Introduction
Suppose you’re implementing a method which searches for --
as part of an HTML parser:
bool containsDashDash(const char* chars, size_t length) { for (size_t i = 0; i < length; i++) { if (chars[i] != '-') continue; if (chars[i + 1] == '-') return true; } return false; }
But your method contains a bug! Can you spot it?
The buffer bounds-checking problem
The problem with the above implementation is that the bounds-checking is off. If chars
doesn’t contain --
but ends with a -
, then chars[i + 1]
will read past the end of chars
. Sometimes that might be harmless; other times it might be an exploitable security vulnerability.
The most obvious way to fix this in C++ is to pass an object which encapsulates both characters and length together, so you can’t use the characters except in accordance with the length. If you were using std::string
, for example, accessing characters by []
or at()
would generally assert or throw an exception for out-of-bounds access.
For one reason or another, however, you might not want to use an encapsulated type. In a parser, for example, you probably would want to use a pointer to process the input string, because the compiler might not be able to optimize an index into the equivalent pointer.
Is there a way to get “safety” via debug assertions or similar without giving up a pointer interface?
Introducing RangedPtr
We’re talking C++, so of course the answer is yes, and of course the answer is a smart pointer class.
The Mozilla Framework Based on Templates in mozilla-central now includes a RangedPtr<T>
class. It’s defined in mfbt/RangedPtr.h
and can be #include
d from mozilla/RangedPtr.h
. RangedPtr
stores a pointer, and in debug builds it stores start and end pointers fixed at construction time. Operations on the smart pointer — indexing, deriving new pointers through addition or subtraction, dereferencing, &c. — assert in debug builds that they don’t exceed the range specified by the start and end pointers. Indexing and dereferencing are restricted to the half-open range [start, end)

Short problem A: Rewrite the entries from their first line through the line containing "marker-label: 起 xyxy=(192,369,203,382)", inclusive, as a JSON list of strings with one string per line, leaving out blank lines.
The page text and the entries were taken from unrelated sources.

Entries: item positions:
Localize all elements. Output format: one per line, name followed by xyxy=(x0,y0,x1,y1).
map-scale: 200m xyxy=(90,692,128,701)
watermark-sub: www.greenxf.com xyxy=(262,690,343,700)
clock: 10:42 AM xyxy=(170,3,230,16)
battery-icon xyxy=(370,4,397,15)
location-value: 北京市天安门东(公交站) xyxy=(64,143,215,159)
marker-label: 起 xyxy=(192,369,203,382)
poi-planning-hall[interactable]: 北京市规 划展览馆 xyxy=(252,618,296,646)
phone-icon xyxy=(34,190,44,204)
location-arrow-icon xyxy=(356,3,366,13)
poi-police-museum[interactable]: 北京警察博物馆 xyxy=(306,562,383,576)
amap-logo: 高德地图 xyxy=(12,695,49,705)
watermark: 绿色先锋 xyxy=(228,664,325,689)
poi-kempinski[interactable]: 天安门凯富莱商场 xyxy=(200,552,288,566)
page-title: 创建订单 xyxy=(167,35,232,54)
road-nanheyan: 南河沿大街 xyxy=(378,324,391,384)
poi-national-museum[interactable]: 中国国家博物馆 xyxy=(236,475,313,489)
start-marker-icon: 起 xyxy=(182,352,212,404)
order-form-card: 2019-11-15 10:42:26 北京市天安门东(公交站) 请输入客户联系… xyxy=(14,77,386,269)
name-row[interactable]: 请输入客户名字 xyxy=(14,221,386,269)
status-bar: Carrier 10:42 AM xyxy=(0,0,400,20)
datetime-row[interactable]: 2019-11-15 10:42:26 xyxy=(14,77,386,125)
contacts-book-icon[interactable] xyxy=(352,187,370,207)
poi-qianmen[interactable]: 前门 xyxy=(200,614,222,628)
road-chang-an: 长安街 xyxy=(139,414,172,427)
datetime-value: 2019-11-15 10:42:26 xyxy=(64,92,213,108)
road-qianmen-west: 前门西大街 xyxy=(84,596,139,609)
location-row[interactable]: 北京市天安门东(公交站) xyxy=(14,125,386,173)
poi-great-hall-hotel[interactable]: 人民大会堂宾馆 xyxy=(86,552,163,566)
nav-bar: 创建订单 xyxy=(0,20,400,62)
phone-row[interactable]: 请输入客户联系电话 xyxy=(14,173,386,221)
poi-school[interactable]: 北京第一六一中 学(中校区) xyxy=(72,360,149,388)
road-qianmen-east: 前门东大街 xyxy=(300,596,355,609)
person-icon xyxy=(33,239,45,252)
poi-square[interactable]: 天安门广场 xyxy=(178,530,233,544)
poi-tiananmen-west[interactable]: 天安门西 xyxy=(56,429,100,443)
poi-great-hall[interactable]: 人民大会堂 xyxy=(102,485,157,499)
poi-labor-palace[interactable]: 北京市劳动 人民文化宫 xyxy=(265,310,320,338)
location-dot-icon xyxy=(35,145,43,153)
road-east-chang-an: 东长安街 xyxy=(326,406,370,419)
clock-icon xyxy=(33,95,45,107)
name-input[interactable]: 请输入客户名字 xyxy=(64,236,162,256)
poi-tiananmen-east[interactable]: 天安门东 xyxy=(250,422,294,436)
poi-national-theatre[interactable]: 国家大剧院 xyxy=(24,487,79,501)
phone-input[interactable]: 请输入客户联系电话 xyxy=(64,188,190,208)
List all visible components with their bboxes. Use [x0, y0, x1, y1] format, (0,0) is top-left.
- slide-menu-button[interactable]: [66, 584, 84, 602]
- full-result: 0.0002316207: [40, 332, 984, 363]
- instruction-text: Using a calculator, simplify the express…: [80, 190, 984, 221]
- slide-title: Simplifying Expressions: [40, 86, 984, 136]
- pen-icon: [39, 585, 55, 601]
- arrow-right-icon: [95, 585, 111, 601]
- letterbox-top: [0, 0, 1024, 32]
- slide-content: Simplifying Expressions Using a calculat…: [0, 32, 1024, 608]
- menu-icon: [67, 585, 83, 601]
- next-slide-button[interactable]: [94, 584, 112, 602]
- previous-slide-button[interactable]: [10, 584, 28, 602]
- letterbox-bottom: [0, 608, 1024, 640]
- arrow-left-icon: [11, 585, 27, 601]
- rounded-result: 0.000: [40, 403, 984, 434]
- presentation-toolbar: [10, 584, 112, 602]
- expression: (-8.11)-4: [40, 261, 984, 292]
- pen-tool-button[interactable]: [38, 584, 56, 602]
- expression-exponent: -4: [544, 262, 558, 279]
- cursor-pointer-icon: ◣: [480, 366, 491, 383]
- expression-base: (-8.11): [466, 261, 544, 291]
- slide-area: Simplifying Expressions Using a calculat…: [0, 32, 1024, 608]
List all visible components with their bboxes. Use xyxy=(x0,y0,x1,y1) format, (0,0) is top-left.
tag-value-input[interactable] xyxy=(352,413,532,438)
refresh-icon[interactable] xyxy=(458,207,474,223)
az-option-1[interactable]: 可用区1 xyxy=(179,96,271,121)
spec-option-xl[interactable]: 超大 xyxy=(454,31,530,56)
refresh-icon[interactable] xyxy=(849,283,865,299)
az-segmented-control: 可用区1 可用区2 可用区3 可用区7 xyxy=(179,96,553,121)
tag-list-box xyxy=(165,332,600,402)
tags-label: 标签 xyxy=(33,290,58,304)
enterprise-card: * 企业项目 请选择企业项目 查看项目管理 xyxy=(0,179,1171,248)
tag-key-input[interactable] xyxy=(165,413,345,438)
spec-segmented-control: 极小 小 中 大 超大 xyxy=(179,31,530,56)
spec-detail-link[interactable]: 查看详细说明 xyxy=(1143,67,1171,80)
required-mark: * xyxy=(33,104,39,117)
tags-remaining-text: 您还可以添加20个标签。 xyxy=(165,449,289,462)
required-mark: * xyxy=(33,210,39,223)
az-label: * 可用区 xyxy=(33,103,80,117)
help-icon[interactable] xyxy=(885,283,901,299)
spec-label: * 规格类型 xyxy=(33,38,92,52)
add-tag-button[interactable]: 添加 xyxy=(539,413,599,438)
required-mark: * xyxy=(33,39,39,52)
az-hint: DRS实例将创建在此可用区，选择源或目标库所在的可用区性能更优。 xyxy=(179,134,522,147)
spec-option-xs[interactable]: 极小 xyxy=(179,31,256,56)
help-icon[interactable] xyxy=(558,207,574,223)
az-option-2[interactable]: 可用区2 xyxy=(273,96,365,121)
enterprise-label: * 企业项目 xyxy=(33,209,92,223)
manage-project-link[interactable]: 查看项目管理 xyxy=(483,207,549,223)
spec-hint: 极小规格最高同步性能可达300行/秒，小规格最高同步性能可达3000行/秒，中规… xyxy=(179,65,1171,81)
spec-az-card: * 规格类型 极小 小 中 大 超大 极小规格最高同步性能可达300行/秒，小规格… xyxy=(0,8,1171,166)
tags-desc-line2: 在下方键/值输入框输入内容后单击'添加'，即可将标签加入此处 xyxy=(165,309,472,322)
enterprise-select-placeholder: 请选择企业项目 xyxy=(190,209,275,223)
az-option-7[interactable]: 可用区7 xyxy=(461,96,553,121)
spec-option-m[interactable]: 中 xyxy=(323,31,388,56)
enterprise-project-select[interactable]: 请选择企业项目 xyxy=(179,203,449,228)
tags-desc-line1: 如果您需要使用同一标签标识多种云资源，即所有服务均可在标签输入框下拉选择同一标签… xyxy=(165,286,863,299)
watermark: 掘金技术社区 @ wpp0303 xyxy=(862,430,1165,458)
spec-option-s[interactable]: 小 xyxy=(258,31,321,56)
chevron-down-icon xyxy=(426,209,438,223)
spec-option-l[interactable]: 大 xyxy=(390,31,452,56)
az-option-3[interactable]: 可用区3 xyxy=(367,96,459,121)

Short problem B: Reproduce the text on RangedPtr and buffer bounds-checking word for word.

Full response A:
[
  "Localize all elements. Output format: one per line, name followed by xyxy=(x0,y0,x1,y1).",
  "map-scale: 200m xyxy=(90,692,128,701)",
  "watermark-sub: www.greenxf.com xyxy=(262,690,343,700)",
  "clock: 10:42 AM xyxy=(170,3,230,16)",
  "battery-icon xyxy=(370,4,397,15)",
  "location-value: 北京市天安门东(公交站) xyxy=(64,143,215,159)",
  "marker-label: 起 xyxy=(192,369,203,382)"
]

Full response B:
Introduction
Suppose you’re implementing a method which searches for --
as part of an HTML parser:
bool containsDashDash(const char* chars, size_t length) { for (size_t i = 0; i < length; i++) { if (chars[i] != '-') continue; if (chars[i + 1] == '-') return true; } return false; }
But your method contains a bug! Can you spot it?
The buffer bounds-checking problem
The problem with the above implementation is that the bounds-checking is off. If chars
doesn’t contain --
but ends with a -
, then chars[i + 1]
will read past the end of chars
. Sometimes that might be harmless; other times it might be an exploitable security vulnerability.
The most obvious way to fix this in C++ is to pass an object which encapsulates both characters and length together, so you can’t use the characters except in accordance with the length. If you were using std::string
, for example, accessing characters by []
or at()
would generally assert or throw an exception for out-of-bounds access.
For one reason or another, however, you might not want to use an encapsulated type. In a parser, for example, you probably would want to use a pointer to process the input string, because the compiler might not be able to optimize an index into the equivalent pointer.
Is there a way to get “safety” via debug assertions or similar without giving up a pointer interface?
Introducing RangedPtr
We’re talking C++, so of course the answer is yes, and of course the answer is a smart pointer class.
The Mozilla Framework Based on Templates in mozilla-central now includes a RangedPtr<T>
class. It’s defined in mfbt/RangedPtr.h
and can be #include
d from mozilla/RangedPtr.h
. RangedPtr
stores a pointer, and in debug builds it stores start and end pointers fixed at construction time. Operations on the smart pointer — indexing, deriving new pointers through addition or subtraction, dereferencing, &c. — assert in debug builds that they don’t exceed the range specified by the start and end pointers. Indexing and dereferencing are restricted to the half-open range [start, end)